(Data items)
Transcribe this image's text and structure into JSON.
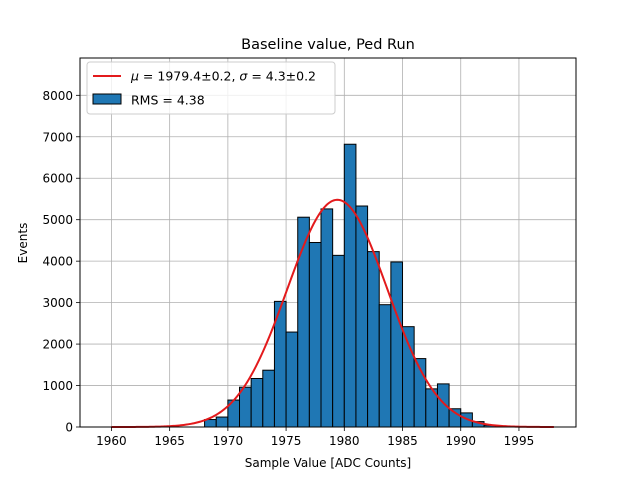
{
  "chart_data": {
    "type": "bar",
    "title": "Baseline value, Ped Run",
    "xlabel": "Sample Value [ADC Counts]",
    "ylabel": "Events",
    "xlim": [
      1957.3,
      1999.9
    ],
    "ylim": [
      0,
      8900
    ],
    "xticks": [
      1960,
      1965,
      1970,
      1975,
      1980,
      1985,
      1990,
      1995
    ],
    "yticks": [
      0,
      1000,
      2000,
      3000,
      4000,
      5000,
      6000,
      7000,
      8000
    ],
    "grid": true,
    "legend_position": "upper-left",
    "series": [
      {
        "name": "RMS = 4.38",
        "kind": "histogram",
        "color": "#1f77b4",
        "edge_color": "#000000",
        "bin_left_edges": [
          1960,
          1961,
          1962,
          1963,
          1964,
          1965,
          1966,
          1967,
          1968,
          1969,
          1970,
          1971,
          1972,
          1973,
          1974,
          1975,
          1976,
          1977,
          1978,
          1979,
          1980,
          1981,
          1982,
          1983,
          1984,
          1985,
          1986,
          1987,
          1988,
          1989,
          1990,
          1991,
          1992,
          1993,
          1994,
          1995,
          1996,
          1997
        ],
        "bin_width": 1,
        "values": [
          0,
          0,
          0,
          0,
          0,
          0,
          0,
          0,
          180,
          240,
          650,
          960,
          1170,
          1370,
          3030,
          2290,
          5060,
          4450,
          5260,
          4140,
          6820,
          5330,
          4230,
          2950,
          3980,
          2420,
          1650,
          920,
          1040,
          440,
          340,
          130,
          40,
          0,
          0,
          0,
          0,
          0
        ]
      },
      {
        "name": "$\\mu = 1979.4 \\pm 0.2$, $\\sigma = 4.3 \\pm 0.2$",
        "legend_parts": [
          {
            "text": "μ",
            "italic": true
          },
          {
            "text": " = 1979.4±0.2, ",
            "italic": false
          },
          {
            "text": "σ",
            "italic": true
          },
          {
            "text": " = 4.3±0.2",
            "italic": false
          }
        ],
        "kind": "gaussian-fit",
        "color": "#e31a1c",
        "mu": 1979.4,
        "sigma": 4.3,
        "amplitude": 5480,
        "x_range": [
          1960,
          1998
        ]
      }
    ]
  }
}
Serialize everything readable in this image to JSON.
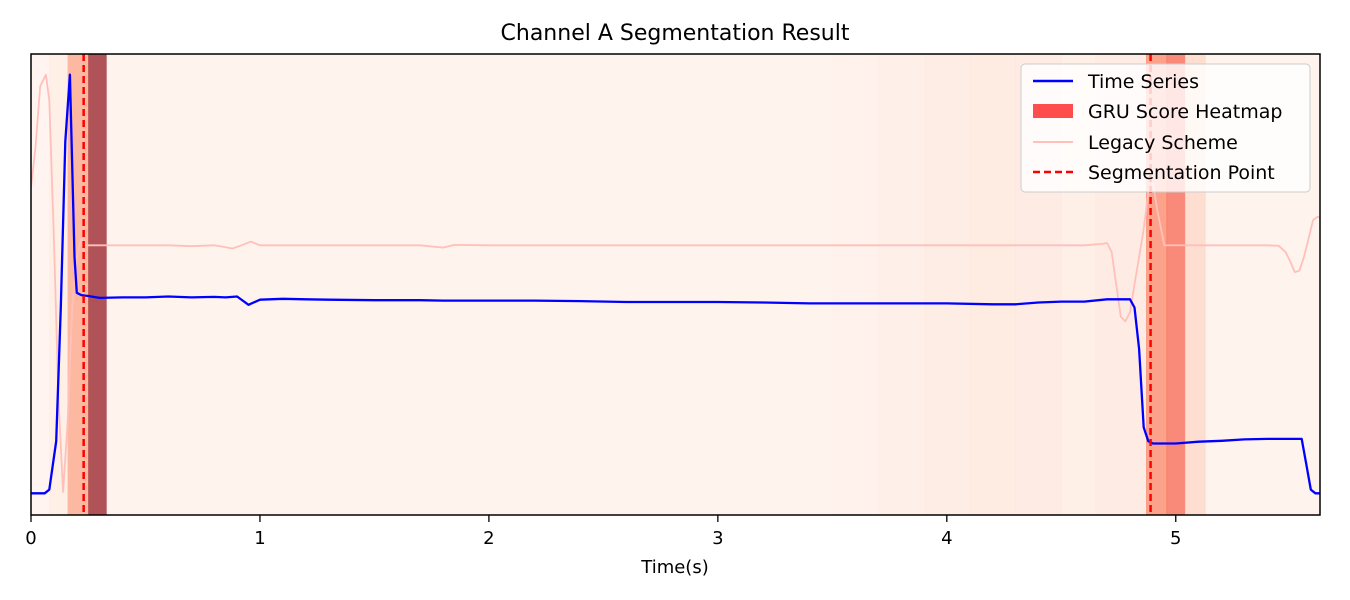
{
  "chart_data": {
    "type": "line",
    "title": "Channel A Segmentation Result",
    "xlabel": "Time(s)",
    "ylabel": "",
    "xlim": [
      0,
      5.63
    ],
    "ylim": [
      0,
      1
    ],
    "x_ticks": [
      0,
      1,
      2,
      3,
      4,
      5
    ],
    "y_ticks_shown": false,
    "grid": false,
    "legend": {
      "position": "top-right",
      "entries": [
        "Time Series",
        "GRU Score Heatmap",
        "Legacy Scheme",
        "Segmentation Point"
      ]
    },
    "colors": {
      "time_series": "#0000ff",
      "legacy_scheme": "#ffc0bb",
      "segmentation_point": "#ff0000",
      "heatmap_low": "#fff5f0",
      "heatmap_high": "#67000d",
      "legend_heatmap_patch": "#ff4d4d"
    },
    "series": [
      {
        "name": "Time Series",
        "style": "solid",
        "points": [
          [
            0,
            0.047
          ],
          [
            0.06,
            0.047
          ],
          [
            0.08,
            0.055
          ],
          [
            0.11,
            0.16
          ],
          [
            0.13,
            0.45
          ],
          [
            0.15,
            0.81
          ],
          [
            0.17,
            0.955
          ],
          [
            0.19,
            0.56
          ],
          [
            0.2,
            0.482
          ],
          [
            0.22,
            0.477
          ],
          [
            0.25,
            0.475
          ],
          [
            0.3,
            0.471
          ],
          [
            0.4,
            0.472
          ],
          [
            0.5,
            0.472
          ],
          [
            0.6,
            0.474
          ],
          [
            0.7,
            0.472
          ],
          [
            0.8,
            0.473
          ],
          [
            0.85,
            0.472
          ],
          [
            0.9,
            0.474
          ],
          [
            0.95,
            0.456
          ],
          [
            1.0,
            0.467
          ],
          [
            1.1,
            0.469
          ],
          [
            1.2,
            0.468
          ],
          [
            1.3,
            0.467
          ],
          [
            1.5,
            0.466
          ],
          [
            1.7,
            0.466
          ],
          [
            1.8,
            0.465
          ],
          [
            2.0,
            0.465
          ],
          [
            2.2,
            0.465
          ],
          [
            2.4,
            0.464
          ],
          [
            2.6,
            0.462
          ],
          [
            2.8,
            0.462
          ],
          [
            3.0,
            0.462
          ],
          [
            3.2,
            0.461
          ],
          [
            3.4,
            0.459
          ],
          [
            3.6,
            0.459
          ],
          [
            3.8,
            0.459
          ],
          [
            4.0,
            0.459
          ],
          [
            4.2,
            0.457
          ],
          [
            4.3,
            0.457
          ],
          [
            4.4,
            0.461
          ],
          [
            4.5,
            0.463
          ],
          [
            4.6,
            0.463
          ],
          [
            4.7,
            0.468
          ],
          [
            4.8,
            0.468
          ],
          [
            4.82,
            0.45
          ],
          [
            4.84,
            0.36
          ],
          [
            4.86,
            0.19
          ],
          [
            4.88,
            0.16
          ],
          [
            4.9,
            0.155
          ],
          [
            5.0,
            0.155
          ],
          [
            5.1,
            0.159
          ],
          [
            5.2,
            0.161
          ],
          [
            5.3,
            0.164
          ],
          [
            5.4,
            0.165
          ],
          [
            5.5,
            0.165
          ],
          [
            5.55,
            0.165
          ],
          [
            5.57,
            0.11
          ],
          [
            5.59,
            0.055
          ],
          [
            5.61,
            0.047
          ],
          [
            5.63,
            0.047
          ]
        ]
      },
      {
        "name": "Legacy Scheme",
        "style": "solid",
        "points": [
          [
            0,
            0.71
          ],
          [
            0.02,
            0.8
          ],
          [
            0.04,
            0.93
          ],
          [
            0.065,
            0.955
          ],
          [
            0.08,
            0.9
          ],
          [
            0.1,
            0.6
          ],
          [
            0.12,
            0.25
          ],
          [
            0.14,
            0.05
          ],
          [
            0.16,
            0.2
          ],
          [
            0.18,
            0.45
          ],
          [
            0.2,
            0.56
          ],
          [
            0.22,
            0.6
          ],
          [
            0.24,
            0.585
          ],
          [
            0.26,
            0.585
          ],
          [
            0.3,
            0.585
          ],
          [
            0.4,
            0.585
          ],
          [
            0.5,
            0.585
          ],
          [
            0.6,
            0.585
          ],
          [
            0.7,
            0.583
          ],
          [
            0.8,
            0.585
          ],
          [
            0.88,
            0.578
          ],
          [
            0.92,
            0.585
          ],
          [
            0.96,
            0.593
          ],
          [
            1.0,
            0.585
          ],
          [
            1.1,
            0.585
          ],
          [
            1.3,
            0.585
          ],
          [
            1.5,
            0.585
          ],
          [
            1.7,
            0.585
          ],
          [
            1.8,
            0.58
          ],
          [
            1.85,
            0.586
          ],
          [
            2.0,
            0.585
          ],
          [
            2.2,
            0.585
          ],
          [
            2.4,
            0.585
          ],
          [
            2.6,
            0.585
          ],
          [
            2.8,
            0.585
          ],
          [
            3.0,
            0.585
          ],
          [
            3.2,
            0.585
          ],
          [
            3.4,
            0.585
          ],
          [
            3.6,
            0.585
          ],
          [
            3.8,
            0.585
          ],
          [
            4.0,
            0.585
          ],
          [
            4.2,
            0.585
          ],
          [
            4.4,
            0.585
          ],
          [
            4.6,
            0.585
          ],
          [
            4.68,
            0.588
          ],
          [
            4.7,
            0.59
          ],
          [
            4.72,
            0.57
          ],
          [
            4.74,
            0.5
          ],
          [
            4.76,
            0.43
          ],
          [
            4.78,
            0.42
          ],
          [
            4.8,
            0.44
          ],
          [
            4.82,
            0.5
          ],
          [
            4.84,
            0.56
          ],
          [
            4.86,
            0.62
          ],
          [
            4.88,
            0.7
          ],
          [
            4.9,
            0.72
          ],
          [
            4.92,
            0.66
          ],
          [
            4.95,
            0.585
          ],
          [
            5.0,
            0.585
          ],
          [
            5.1,
            0.585
          ],
          [
            5.2,
            0.585
          ],
          [
            5.3,
            0.585
          ],
          [
            5.4,
            0.585
          ],
          [
            5.45,
            0.584
          ],
          [
            5.48,
            0.57
          ],
          [
            5.5,
            0.55
          ],
          [
            5.52,
            0.527
          ],
          [
            5.54,
            0.53
          ],
          [
            5.56,
            0.56
          ],
          [
            5.58,
            0.6
          ],
          [
            5.6,
            0.64
          ],
          [
            5.62,
            0.647
          ],
          [
            5.63,
            0.645
          ]
        ]
      }
    ],
    "segmentation_points": [
      0.23,
      4.89
    ],
    "heatmap_scores": [
      {
        "x": [
          0.0,
          0.08
        ],
        "score": 0.03
      },
      {
        "x": [
          0.08,
          0.16
        ],
        "score": 0.08
      },
      {
        "x": [
          0.16,
          0.25
        ],
        "score": 0.35
      },
      {
        "x": [
          0.25,
          0.33
        ],
        "score": 0.92
      },
      {
        "x": [
          0.33,
          3.5
        ],
        "score": 0.04
      },
      {
        "x": [
          3.5,
          3.7
        ],
        "score": 0.06
      },
      {
        "x": [
          3.7,
          3.9
        ],
        "score": 0.07
      },
      {
        "x": [
          3.9,
          4.1
        ],
        "score": 0.09
      },
      {
        "x": [
          4.1,
          4.3
        ],
        "score": 0.11
      },
      {
        "x": [
          4.3,
          4.5
        ],
        "score": 0.1
      },
      {
        "x": [
          4.5,
          4.65
        ],
        "score": 0.08
      },
      {
        "x": [
          4.65,
          4.87
        ],
        "score": 0.1
      },
      {
        "x": [
          4.87,
          4.96
        ],
        "score": 0.45
      },
      {
        "x": [
          4.96,
          5.04
        ],
        "score": 0.55
      },
      {
        "x": [
          5.04,
          5.13
        ],
        "score": 0.18
      },
      {
        "x": [
          5.13,
          5.63
        ],
        "score": 0.04
      }
    ]
  }
}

■ SHORT EXERCISE ■
Where a line above holds the string "title", show that line.

■ RESULT OF THIS TASK ■
    "title": "Baseline value, Ped Run",
    "title": "Channel A Segmentation Result",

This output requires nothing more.